#### PROVIDED ENTRIES

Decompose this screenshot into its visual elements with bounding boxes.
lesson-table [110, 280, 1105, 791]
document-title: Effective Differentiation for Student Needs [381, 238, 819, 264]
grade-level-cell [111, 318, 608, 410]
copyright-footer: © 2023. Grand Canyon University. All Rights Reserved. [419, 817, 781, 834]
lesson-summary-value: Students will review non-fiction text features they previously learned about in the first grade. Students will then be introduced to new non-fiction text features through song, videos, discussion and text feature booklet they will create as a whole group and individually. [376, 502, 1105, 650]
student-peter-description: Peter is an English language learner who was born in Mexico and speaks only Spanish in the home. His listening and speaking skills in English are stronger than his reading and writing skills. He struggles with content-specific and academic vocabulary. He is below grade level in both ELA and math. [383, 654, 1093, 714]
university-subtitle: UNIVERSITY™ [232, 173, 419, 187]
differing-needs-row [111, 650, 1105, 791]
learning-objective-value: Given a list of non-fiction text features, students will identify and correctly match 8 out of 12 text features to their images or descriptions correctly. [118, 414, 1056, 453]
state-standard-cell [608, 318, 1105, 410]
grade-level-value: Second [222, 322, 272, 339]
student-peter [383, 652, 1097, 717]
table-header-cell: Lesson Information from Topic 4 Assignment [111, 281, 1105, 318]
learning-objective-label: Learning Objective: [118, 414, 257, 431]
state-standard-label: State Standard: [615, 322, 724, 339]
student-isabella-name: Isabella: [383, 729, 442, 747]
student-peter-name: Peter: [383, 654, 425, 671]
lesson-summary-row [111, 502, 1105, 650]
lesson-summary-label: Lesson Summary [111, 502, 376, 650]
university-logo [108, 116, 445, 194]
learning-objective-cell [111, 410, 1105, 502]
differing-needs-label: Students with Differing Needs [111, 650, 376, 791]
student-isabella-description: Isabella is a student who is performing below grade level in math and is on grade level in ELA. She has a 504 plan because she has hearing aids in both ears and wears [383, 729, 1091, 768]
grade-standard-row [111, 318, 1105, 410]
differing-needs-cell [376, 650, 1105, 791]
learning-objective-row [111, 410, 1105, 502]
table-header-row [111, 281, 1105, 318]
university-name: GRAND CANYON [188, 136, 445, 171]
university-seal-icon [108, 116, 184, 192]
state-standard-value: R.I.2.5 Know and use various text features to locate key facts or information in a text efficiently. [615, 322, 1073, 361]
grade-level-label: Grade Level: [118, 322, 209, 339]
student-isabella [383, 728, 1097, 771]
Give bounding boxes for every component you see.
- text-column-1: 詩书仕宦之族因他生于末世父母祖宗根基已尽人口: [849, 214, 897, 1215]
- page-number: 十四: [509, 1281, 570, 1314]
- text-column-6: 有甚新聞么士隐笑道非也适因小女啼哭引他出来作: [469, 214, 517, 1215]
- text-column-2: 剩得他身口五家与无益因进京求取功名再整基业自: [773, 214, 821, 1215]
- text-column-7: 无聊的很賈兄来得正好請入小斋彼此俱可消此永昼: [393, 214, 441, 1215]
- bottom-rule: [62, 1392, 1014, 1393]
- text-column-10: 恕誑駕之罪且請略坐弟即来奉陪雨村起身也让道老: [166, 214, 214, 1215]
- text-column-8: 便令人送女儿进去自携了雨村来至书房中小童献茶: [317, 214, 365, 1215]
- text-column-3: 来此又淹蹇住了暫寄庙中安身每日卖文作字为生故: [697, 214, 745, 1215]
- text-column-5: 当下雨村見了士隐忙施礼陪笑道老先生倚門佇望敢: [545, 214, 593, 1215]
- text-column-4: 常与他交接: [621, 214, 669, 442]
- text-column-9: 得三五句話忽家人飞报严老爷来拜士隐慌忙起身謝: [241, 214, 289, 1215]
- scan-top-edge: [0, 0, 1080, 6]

########

#### CHALLENGE:
Edit the data so that every "text-column" reads "vertical-text", leaving the rest untouched.

#### IN RESPONSE:
Decompose this screenshot into its visual elements with bounding boxes.
lesson-table [110, 280, 1105, 791]
document-title: Effective Differentiation for Student Needs [381, 238, 819, 264]
grade-level-cell [111, 318, 608, 410]
copyright-footer: © 2023. Grand Canyon University. All Rights Reserved. [419, 817, 781, 834]
lesson-summary-value: Students will review non-fiction text features they previously learned about in the first grade. Students will then be introduced to new non-fiction text features through song, videos, discussion and text feature booklet they will create as a whole group and individually. [376, 502, 1105, 650]
student-peter-description: Peter is an English language learner who was born in Mexico and speaks only Spanish in the home. His listening and speaking skills in English are stronger than his reading and writing skills. He struggles with content-specific and academic vocabulary. He is below grade level in both ELA and math. [383, 654, 1093, 714]
university-subtitle: UNIVERSITY™ [232, 173, 419, 187]
differing-needs-row [111, 650, 1105, 791]
learning-objective-value: Given a list of non-fiction text features, students will identify and correctly match 8 out of 12 text features to their images or descriptions correctly. [118, 414, 1056, 453]
state-standard-cell [608, 318, 1105, 410]
grade-level-value: Second [222, 322, 272, 339]
student-peter [383, 652, 1097, 717]
table-header-cell: Lesson Information from Topic 4 Assignment [111, 281, 1105, 318]
learning-objective-label: Learning Objective: [118, 414, 257, 431]
state-standard-label: State Standard: [615, 322, 724, 339]
student-isabella-name: Isabella: [383, 729, 442, 747]
student-peter-name: Peter: [383, 654, 425, 671]
lesson-summary-row [111, 502, 1105, 650]
lesson-summary-label: Lesson Summary [111, 502, 376, 650]
university-logo [108, 116, 445, 194]
learning-objective-cell [111, 410, 1105, 502]
differing-needs-label: Students with Differing Needs [111, 650, 376, 791]
student-isabella-description: Isabella is a student who is performing below grade level in math and is on grade level in ELA. She has a 504 plan because she has hearing aids in both ears and wears [383, 729, 1091, 768]
grade-standard-row [111, 318, 1105, 410]
differing-needs-cell [376, 650, 1105, 791]
learning-objective-row [111, 410, 1105, 502]
table-header-row [111, 281, 1105, 318]
university-name: GRAND CANYON [188, 136, 445, 171]
university-seal-icon [108, 116, 184, 192]
state-standard-value: R.I.2.5 Know and use various text features to locate key facts or information in a text efficiently. [615, 322, 1073, 361]
grade-level-label: Grade Level: [118, 322, 209, 339]
student-isabella [383, 728, 1097, 771]
Give bounding boxes for every component you see.
- vertical-text-1: 詩书仕宦之族因他生于末世父母祖宗根基已尽人口: [849, 214, 897, 1215]
- page-number: 十四: [509, 1281, 570, 1314]
- vertical-text-6: 有甚新聞么士隐笑道非也适因小女啼哭引他出来作: [469, 214, 517, 1215]
- vertical-text-2: 剩得他身口五家与无益因进京求取功名再整基业自: [773, 214, 821, 1215]
- vertical-text-7: 无聊的很賈兄来得正好請入小斋彼此俱可消此永昼: [393, 214, 441, 1215]
- bottom-rule: [62, 1392, 1014, 1393]
- vertical-text-10: 恕誑駕之罪且請略坐弟即来奉陪雨村起身也让道老: [166, 214, 214, 1215]
- vertical-text-8: 便令人送女儿进去自携了雨村来至书房中小童献茶: [317, 214, 365, 1215]
- vertical-text-3: 来此又淹蹇住了暫寄庙中安身每日卖文作字为生故: [697, 214, 745, 1215]
- vertical-text-5: 当下雨村見了士隐忙施礼陪笑道老先生倚門佇望敢: [545, 214, 593, 1215]
- vertical-text-4: 常与他交接: [621, 214, 669, 442]
- vertical-text-9: 得三五句話忽家人飞报严老爷来拜士隐慌忙起身謝: [241, 214, 289, 1215]
- scan-top-edge: [0, 0, 1080, 6]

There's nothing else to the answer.